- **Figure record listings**
※ ※ ※
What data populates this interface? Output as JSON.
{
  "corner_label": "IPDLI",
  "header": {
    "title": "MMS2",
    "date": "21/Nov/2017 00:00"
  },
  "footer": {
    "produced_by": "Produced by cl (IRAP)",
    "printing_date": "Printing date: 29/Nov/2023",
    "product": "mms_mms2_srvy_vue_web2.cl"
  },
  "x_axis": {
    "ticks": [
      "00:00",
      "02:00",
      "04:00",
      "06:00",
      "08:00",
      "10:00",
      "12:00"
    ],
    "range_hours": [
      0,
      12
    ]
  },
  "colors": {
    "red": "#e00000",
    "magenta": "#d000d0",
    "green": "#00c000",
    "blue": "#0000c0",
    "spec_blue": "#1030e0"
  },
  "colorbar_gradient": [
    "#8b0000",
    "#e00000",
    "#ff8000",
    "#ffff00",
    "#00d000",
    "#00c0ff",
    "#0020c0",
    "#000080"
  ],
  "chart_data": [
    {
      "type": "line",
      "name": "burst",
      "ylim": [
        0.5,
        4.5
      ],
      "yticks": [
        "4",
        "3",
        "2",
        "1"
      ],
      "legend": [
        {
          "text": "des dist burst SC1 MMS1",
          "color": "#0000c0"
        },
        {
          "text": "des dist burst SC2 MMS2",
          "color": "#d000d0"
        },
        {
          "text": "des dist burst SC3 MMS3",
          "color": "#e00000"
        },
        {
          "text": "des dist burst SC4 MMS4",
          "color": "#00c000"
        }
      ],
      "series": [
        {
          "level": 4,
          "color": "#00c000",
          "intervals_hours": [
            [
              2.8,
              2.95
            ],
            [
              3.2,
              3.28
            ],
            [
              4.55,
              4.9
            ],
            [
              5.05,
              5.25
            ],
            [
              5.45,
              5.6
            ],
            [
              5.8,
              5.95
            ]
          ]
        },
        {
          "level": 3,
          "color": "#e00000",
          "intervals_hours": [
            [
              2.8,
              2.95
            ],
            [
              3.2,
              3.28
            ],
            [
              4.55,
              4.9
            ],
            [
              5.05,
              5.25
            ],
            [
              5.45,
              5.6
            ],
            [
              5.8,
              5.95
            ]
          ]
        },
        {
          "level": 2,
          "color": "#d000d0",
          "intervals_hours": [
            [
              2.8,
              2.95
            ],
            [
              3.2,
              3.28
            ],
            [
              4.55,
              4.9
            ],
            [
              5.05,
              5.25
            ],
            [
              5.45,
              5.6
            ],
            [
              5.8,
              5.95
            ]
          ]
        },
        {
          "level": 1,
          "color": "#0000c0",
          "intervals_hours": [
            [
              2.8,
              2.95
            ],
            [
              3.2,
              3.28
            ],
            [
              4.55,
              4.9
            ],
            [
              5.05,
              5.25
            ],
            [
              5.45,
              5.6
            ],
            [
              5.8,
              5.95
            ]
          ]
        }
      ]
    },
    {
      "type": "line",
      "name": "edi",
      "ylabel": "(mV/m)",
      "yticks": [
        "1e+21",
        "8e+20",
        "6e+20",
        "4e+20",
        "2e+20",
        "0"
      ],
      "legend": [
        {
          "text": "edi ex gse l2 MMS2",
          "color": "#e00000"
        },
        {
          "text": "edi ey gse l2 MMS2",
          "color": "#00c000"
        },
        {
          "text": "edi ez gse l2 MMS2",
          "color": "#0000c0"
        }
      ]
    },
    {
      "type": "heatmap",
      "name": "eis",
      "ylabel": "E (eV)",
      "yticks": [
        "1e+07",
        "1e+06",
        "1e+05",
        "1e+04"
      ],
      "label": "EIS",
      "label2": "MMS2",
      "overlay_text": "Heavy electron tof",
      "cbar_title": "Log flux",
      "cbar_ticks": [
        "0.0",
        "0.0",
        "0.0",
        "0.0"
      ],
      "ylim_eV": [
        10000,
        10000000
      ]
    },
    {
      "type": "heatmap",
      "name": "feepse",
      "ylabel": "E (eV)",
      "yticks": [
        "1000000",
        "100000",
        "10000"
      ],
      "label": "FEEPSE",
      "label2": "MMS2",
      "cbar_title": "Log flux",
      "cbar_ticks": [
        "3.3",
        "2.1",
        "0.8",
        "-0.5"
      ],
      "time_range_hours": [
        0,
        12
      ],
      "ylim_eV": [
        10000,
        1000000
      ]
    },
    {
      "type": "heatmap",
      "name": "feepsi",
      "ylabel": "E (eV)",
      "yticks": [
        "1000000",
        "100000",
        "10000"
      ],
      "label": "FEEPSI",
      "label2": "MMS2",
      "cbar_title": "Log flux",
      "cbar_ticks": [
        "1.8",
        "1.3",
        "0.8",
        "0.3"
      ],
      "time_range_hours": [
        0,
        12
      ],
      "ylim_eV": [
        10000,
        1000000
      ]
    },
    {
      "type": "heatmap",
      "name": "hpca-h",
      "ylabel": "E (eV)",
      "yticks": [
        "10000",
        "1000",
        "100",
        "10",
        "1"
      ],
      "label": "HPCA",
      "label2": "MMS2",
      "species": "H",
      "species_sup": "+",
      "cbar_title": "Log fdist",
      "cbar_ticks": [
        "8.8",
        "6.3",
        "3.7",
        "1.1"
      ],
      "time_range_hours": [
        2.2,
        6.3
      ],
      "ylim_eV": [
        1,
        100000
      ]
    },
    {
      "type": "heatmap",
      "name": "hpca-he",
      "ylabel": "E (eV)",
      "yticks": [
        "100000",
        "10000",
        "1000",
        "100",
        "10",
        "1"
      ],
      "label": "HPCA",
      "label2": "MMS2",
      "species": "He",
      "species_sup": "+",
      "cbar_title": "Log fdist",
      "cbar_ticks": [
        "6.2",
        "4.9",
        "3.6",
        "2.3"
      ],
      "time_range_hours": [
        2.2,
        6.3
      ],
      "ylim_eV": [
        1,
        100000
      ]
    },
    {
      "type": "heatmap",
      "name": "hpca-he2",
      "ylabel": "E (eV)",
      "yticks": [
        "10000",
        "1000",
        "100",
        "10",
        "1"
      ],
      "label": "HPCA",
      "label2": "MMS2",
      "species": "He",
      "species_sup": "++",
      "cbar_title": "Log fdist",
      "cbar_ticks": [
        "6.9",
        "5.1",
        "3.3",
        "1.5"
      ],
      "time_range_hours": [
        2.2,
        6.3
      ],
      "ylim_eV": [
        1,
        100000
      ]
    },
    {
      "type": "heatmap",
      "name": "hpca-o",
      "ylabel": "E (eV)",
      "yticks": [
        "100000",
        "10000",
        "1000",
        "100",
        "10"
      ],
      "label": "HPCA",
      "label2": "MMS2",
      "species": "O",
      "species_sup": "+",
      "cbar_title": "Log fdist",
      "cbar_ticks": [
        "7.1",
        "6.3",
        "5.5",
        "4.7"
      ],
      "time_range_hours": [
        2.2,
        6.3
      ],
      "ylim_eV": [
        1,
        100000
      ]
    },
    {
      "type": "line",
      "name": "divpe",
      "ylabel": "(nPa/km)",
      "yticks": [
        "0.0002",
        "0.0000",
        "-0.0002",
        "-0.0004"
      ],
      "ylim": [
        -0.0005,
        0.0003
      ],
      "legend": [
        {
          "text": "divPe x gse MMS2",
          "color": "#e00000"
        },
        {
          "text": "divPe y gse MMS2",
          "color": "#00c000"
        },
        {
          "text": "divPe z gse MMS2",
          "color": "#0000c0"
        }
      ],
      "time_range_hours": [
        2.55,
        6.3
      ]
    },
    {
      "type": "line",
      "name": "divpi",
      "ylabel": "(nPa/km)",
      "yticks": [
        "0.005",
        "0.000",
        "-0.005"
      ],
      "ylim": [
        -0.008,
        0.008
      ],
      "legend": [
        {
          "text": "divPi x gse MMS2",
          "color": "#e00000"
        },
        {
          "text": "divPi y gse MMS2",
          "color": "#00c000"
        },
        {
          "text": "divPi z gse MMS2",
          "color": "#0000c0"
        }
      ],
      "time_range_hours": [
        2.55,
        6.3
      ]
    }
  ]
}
※ ※ ※
- **Written problem**
Filter the records, keeping only lines that contain "name", and show those lines.

- **Completed task**
      "name": "burst",
      "name": "edi",
      "name": "eis",
      "name": "feepse",
      "name": "feepsi",
      "name": "hpca-h",
      "name": "hpca-he",
      "name": "hpca-he2",
      "name": "hpca-o",
      "name": "divpe",
      "name": "divpi",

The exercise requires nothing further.